### PROBLEM DESCRIPTION
Pull every "latach" line out of the data below.

══ DATA TO USE

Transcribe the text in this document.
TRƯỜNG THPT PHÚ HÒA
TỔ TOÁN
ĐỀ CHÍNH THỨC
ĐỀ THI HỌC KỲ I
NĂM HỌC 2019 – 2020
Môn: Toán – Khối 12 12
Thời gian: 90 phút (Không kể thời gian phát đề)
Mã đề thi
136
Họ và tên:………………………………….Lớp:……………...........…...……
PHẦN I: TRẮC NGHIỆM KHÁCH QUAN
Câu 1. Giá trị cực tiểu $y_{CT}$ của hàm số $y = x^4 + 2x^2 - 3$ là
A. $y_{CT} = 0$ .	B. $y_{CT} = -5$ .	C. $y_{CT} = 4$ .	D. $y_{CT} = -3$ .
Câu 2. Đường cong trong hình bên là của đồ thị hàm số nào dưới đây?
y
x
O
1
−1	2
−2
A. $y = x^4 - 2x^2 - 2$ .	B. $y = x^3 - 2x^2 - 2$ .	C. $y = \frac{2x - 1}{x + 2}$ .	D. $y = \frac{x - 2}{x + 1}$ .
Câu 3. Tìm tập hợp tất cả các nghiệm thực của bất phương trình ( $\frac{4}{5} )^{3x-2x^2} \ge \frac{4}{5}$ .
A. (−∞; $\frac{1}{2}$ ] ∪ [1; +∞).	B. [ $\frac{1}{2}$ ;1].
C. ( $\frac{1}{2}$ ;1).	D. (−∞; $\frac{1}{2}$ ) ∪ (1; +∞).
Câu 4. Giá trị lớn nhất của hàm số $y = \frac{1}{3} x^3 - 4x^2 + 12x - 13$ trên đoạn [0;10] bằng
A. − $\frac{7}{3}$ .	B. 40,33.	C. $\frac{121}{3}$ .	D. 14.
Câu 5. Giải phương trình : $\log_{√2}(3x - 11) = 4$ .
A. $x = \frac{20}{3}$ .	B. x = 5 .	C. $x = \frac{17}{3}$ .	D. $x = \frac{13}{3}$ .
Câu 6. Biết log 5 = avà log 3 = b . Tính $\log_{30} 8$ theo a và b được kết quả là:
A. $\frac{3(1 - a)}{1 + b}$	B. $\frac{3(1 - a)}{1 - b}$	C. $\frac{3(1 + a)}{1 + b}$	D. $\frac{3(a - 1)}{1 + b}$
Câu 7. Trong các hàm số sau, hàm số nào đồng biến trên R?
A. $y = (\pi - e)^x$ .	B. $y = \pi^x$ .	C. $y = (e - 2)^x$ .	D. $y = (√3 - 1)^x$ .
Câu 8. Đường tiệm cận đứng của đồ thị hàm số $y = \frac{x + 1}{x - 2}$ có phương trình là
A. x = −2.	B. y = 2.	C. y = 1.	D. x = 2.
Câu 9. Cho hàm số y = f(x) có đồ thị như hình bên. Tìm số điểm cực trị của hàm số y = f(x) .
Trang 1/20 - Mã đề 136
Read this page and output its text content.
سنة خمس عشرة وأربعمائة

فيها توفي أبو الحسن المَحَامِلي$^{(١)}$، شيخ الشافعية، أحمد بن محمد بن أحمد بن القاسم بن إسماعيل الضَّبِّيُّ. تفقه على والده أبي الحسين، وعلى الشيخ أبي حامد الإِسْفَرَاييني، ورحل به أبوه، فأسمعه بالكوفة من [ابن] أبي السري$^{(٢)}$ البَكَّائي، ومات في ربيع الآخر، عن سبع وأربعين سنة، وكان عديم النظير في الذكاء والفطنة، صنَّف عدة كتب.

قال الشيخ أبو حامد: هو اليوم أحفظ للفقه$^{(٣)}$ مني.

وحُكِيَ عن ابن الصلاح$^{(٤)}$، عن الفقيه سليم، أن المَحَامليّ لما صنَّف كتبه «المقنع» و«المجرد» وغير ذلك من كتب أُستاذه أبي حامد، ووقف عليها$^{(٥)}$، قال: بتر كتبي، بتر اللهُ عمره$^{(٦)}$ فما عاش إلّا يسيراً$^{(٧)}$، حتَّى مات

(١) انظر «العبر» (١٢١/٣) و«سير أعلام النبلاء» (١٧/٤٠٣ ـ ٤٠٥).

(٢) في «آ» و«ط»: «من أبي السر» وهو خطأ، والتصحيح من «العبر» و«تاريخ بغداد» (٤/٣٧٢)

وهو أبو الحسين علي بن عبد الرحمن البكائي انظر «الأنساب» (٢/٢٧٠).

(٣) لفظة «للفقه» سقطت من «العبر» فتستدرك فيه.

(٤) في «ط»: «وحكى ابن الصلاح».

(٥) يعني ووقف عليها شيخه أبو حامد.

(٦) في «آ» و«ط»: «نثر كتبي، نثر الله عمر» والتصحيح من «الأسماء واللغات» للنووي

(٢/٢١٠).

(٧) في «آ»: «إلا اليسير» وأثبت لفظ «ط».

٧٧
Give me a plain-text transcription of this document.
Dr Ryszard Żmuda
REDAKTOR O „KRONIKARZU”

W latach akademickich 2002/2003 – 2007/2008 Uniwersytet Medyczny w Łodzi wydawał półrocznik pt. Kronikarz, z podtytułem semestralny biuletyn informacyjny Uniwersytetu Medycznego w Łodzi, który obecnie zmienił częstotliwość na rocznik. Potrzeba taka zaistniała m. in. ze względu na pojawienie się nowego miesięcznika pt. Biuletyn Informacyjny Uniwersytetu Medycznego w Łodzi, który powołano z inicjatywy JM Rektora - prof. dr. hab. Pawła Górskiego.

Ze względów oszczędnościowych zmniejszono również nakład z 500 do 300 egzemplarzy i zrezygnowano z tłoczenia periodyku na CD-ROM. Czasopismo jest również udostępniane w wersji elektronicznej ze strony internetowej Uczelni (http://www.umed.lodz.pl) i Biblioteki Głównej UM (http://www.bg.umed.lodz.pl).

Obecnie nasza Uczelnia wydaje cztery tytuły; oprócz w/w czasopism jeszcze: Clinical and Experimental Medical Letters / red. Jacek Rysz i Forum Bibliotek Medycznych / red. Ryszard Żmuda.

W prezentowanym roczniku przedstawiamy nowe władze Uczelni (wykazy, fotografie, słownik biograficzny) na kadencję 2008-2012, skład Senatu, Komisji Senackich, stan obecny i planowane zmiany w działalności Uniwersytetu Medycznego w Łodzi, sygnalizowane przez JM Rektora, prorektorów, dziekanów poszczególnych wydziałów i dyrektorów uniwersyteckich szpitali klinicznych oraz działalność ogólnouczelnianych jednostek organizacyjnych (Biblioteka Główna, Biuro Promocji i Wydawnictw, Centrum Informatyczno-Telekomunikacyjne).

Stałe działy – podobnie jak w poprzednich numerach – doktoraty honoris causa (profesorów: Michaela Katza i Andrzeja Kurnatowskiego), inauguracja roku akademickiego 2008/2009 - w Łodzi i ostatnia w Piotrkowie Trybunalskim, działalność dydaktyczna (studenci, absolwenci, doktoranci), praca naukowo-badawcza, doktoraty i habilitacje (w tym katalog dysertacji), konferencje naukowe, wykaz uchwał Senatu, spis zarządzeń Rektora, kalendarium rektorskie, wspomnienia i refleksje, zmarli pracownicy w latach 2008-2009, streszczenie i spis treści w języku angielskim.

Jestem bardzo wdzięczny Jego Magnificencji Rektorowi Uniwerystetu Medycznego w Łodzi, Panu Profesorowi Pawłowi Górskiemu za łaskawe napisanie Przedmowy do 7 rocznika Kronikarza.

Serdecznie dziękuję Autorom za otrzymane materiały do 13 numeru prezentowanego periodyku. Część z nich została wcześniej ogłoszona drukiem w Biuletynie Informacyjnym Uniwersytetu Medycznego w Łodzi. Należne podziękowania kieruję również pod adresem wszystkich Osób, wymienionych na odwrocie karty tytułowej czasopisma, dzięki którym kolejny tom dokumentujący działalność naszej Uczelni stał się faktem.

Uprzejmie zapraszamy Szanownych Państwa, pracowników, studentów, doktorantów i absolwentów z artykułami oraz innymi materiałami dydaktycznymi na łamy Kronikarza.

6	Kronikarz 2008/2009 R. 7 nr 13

════

### EXPECTED ANSWER
W latach akademickich 2002/2003 – 2007/2008 Uniwersytet Medyczny w Łodzi wydawał półrocznik pt. Kronikarz, z podtytułem semestralny biuletyn informacyjny Uniwersytetu Medycznego w Łodzi, który obecnie zmienił częstotliwość na rocznik. Potrzeba taka zaistniała m. in. ze względu na pojawienie się nowego miesięcznika pt. Biuletyn Informacyjny Uniwersytetu Medycznego w Łodzi, który powołano z inicjatywy JM Rektora - prof. dr. hab. Pawła Górskiego.
Stałe działy – podobnie jak w poprzednich numerach – doktoraty honoris causa (profesorów: Michaela Katza i Andrzeja Kurnatowskiego), inauguracja roku akademickiego 2008/2009 - w Łodzi i ostatnia w Piotrkowie Trybunalskim, działalność dydaktyczna (studenci, absolwenci, doktoranci), praca naukowo-badawcza, doktoraty i habilitacje (w tym katalog dysertacji), konferencje naukowe, wykaz uchwał Senatu, spis zarządzeń Rektora, kalendarium rektorskie, wspomnienia i refleksje, zmarli pracownicy w latach 2008-2009, streszczenie i spis treści w języku angielskim.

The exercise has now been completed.